[Records excerpted from a collection]
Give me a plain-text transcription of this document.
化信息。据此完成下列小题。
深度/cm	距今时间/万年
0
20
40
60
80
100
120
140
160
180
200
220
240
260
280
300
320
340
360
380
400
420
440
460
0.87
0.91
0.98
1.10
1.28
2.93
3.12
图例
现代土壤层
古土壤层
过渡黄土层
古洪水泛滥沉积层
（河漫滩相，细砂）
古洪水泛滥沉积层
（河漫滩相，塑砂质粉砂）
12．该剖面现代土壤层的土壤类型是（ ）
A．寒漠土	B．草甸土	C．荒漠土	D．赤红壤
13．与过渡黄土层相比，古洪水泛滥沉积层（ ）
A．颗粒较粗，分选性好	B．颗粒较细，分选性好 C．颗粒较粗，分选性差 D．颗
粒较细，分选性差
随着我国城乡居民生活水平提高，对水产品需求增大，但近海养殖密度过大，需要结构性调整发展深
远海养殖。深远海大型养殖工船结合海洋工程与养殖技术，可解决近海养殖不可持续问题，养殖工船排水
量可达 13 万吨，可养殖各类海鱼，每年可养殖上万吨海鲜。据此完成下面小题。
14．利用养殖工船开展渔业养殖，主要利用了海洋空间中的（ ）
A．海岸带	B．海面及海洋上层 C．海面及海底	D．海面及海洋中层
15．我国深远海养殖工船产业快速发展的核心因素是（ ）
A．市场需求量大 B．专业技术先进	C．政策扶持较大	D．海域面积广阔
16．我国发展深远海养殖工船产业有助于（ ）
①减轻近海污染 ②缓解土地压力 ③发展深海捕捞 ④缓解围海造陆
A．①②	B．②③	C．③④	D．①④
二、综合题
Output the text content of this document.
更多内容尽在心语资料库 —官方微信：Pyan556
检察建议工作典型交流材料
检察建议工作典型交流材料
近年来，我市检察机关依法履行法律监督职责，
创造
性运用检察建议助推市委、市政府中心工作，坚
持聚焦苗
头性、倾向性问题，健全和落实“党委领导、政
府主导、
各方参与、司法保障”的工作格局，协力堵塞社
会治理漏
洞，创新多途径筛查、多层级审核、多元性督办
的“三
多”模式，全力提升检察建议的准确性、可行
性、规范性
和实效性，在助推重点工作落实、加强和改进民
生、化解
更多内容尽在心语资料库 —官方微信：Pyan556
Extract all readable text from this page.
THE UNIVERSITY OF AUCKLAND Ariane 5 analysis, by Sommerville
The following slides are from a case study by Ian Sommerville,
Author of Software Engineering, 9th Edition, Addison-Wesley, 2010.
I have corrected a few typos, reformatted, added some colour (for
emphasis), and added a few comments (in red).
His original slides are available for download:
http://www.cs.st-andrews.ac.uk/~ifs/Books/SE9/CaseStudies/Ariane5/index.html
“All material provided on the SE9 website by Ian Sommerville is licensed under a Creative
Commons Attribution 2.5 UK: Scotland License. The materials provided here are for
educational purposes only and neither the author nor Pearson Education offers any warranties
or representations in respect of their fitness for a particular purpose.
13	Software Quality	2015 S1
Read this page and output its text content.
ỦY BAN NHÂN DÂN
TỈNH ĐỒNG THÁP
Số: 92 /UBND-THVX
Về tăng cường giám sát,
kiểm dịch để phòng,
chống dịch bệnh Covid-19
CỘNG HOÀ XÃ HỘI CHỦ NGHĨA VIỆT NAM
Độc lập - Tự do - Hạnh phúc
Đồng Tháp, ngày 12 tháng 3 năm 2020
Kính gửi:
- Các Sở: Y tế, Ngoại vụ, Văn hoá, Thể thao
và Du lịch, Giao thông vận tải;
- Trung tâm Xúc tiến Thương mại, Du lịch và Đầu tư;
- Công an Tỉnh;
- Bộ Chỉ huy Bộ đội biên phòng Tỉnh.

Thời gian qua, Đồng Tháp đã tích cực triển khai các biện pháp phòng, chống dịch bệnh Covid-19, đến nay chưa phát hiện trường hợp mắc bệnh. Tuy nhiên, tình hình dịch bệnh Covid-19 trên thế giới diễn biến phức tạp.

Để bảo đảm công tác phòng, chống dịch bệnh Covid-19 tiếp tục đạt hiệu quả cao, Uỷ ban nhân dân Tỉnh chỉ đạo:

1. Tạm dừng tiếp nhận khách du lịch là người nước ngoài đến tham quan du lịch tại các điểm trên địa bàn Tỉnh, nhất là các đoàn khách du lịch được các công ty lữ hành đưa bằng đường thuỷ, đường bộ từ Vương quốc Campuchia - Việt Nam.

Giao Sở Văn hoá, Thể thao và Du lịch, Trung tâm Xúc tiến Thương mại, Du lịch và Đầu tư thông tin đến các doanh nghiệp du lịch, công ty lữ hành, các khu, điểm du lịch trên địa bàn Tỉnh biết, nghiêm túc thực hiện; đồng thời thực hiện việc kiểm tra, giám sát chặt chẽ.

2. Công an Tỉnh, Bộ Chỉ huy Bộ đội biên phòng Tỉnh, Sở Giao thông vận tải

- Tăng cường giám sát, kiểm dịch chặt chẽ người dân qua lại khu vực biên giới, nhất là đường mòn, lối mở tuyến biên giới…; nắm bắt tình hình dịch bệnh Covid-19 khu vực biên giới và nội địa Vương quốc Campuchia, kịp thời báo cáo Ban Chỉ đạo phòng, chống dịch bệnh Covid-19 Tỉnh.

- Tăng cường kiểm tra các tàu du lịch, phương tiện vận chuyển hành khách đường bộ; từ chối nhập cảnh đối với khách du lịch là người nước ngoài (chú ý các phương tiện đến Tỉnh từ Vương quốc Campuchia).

### Short problem
Output each record exactly, leaving nothing out.

### Task answer
Give me a plain-text transcription of this document.
化信息。据此完成下列小题。
深度/cm	距今时间/万年
0
20
40
60
80
100
120
140
160
180
200
220
240
260
280
300
320
340
360
380
400
420
440
460
0.87
0.91
0.98
1.10
1.28
2.93
3.12
图例
现代土壤层
古土壤层
过渡黄土层
古洪水泛滥沉积层
（河漫滩相，细砂）
古洪水泛滥沉积层
（河漫滩相，塑砂质粉砂）
12．该剖面现代土壤层的土壤类型是（ ）
A．寒漠土	B．草甸土	C．荒漠土	D．赤红壤
13．与过渡黄土层相比，古洪水泛滥沉积层（ ）
A．颗粒较粗，分选性好	B．颗粒较细，分选性好 C．颗粒较粗，分选性差 D．颗
粒较细，分选性差
随着我国城乡居民生活水平提高，对水产品需求增大，但近海养殖密度过大，需要结构性调整发展深
远海养殖。深远海大型养殖工船结合海洋工程与养殖技术，可解决近海养殖不可持续问题，养殖工船排水
量可达 13 万吨，可养殖各类海鱼，每年可养殖上万吨海鲜。据此完成下面小题。
14．利用养殖工船开展渔业养殖，主要利用了海洋空间中的（ ）
A．海岸带	B．海面及海洋上层 C．海面及海底	D．海面及海洋中层
15．我国深远海养殖工船产业快速发展的核心因素是（ ）
A．市场需求量大 B．专业技术先进	C．政策扶持较大	D．海域面积广阔
16．我国发展深远海养殖工船产业有助于（ ）
①减轻近海污染 ②缓解土地压力 ③发展深海捕捞 ④缓解围海造陆
A．①②	B．②③	C．③④	D．①④
二、综合题
Output the text content of this document.
更多内容尽在心语资料库 —官方微信：Pyan556
检察建议工作典型交流材料
检察建议工作典型交流材料
近年来，我市检察机关依法履行法律监督职责，
创造
性运用检察建议助推市委、市政府中心工作，坚
持聚焦苗
头性、倾向性问题，健全和落实“党委领导、政
府主导、
各方参与、司法保障”的工作格局，协力堵塞社
会治理漏
洞，创新多途径筛查、多层级审核、多元性督办
的“三
多”模式，全力提升检察建议的准确性、可行
性、规范性
和实效性，在助推重点工作落实、加强和改进民
生、化解
更多内容尽在心语资料库 —官方微信：Pyan556
Extract all readable text from this page.
THE UNIVERSITY OF AUCKLAND Ariane 5 analysis, by Sommerville
The following slides are from a case study by Ian Sommerville,
Author of Software Engineering, 9th Edition, Addison-Wesley, 2010.
I have corrected a few typos, reformatted, added some colour (for
emphasis), and added a few comments (in red).
His original slides are available for download:
http://www.cs.st-andrews.ac.uk/~ifs/Books/SE9/CaseStudies/Ariane5/index.html
“All material provided on the SE9 website by Ian Sommerville is licensed under a Creative
Commons Attribution 2.5 UK: Scotland License. The materials provided here are for
educational purposes only and neither the author nor Pearson Education offers any warranties
or representations in respect of their fitness for a particular purpose.
13	Software Quality	2015 S1
Read this page and output its text content.
ỦY BAN NHÂN DÂN
TỈNH ĐỒNG THÁP
Số: 92 /UBND-THVX
Về tăng cường giám sát,
kiểm dịch để phòng,
chống dịch bệnh Covid-19
CỘNG HOÀ XÃ HỘI CHỦ NGHĨA VIỆT NAM
Độc lập - Tự do - Hạnh phúc
Đồng Tháp, ngày 12 tháng 3 năm 2020
Kính gửi:
- Các Sở: Y tế, Ngoại vụ, Văn hoá, Thể thao
và Du lịch, Giao thông vận tải;
- Trung tâm Xúc tiến Thương mại, Du lịch và Đầu tư;
- Công an Tỉnh;
- Bộ Chỉ huy Bộ đội biên phòng Tỉnh.

Thời gian qua, Đồng Tháp đã tích cực triển khai các biện pháp phòng, chống dịch bệnh Covid-19, đến nay chưa phát hiện trường hợp mắc bệnh. Tuy nhiên, tình hình dịch bệnh Covid-19 trên thế giới diễn biến phức tạp.

Để bảo đảm công tác phòng, chống dịch bệnh Covid-19 tiếp tục đạt hiệu quả cao, Uỷ ban nhân dân Tỉnh chỉ đạo:

1. Tạm dừng tiếp nhận khách du lịch là người nước ngoài đến tham quan du lịch tại các điểm trên địa bàn Tỉnh, nhất là các đoàn khách du lịch được các công ty lữ hành đưa bằng đường thuỷ, đường bộ từ Vương quốc Campuchia - Việt Nam.

Giao Sở Văn hoá, Thể thao và Du lịch, Trung tâm Xúc tiến Thương mại, Du lịch và Đầu tư thông tin đến các doanh nghiệp du lịch, công ty lữ hành, các khu, điểm du lịch trên địa bàn Tỉnh biết, nghiêm túc thực hiện; đồng thời thực hiện việc kiểm tra, giám sát chặt chẽ.

2. Công an Tỉnh, Bộ Chỉ huy Bộ đội biên phòng Tỉnh, Sở Giao thông vận tải

- Tăng cường giám sát, kiểm dịch chặt chẽ người dân qua lại khu vực biên giới, nhất là đường mòn, lối mở tuyến biên giới…; nắm bắt tình hình dịch bệnh Covid-19 khu vực biên giới và nội địa Vương quốc Campuchia, kịp thời báo cáo Ban Chỉ đạo phòng, chống dịch bệnh Covid-19 Tỉnh.

- Tăng cường kiểm tra các tàu du lịch, phương tiện vận chuyển hành khách đường bộ; từ chối nhập cảnh đối với khách du lịch là người nước ngoài (chú ý các phương tiện đến Tỉnh từ Vương quốc Campuchia).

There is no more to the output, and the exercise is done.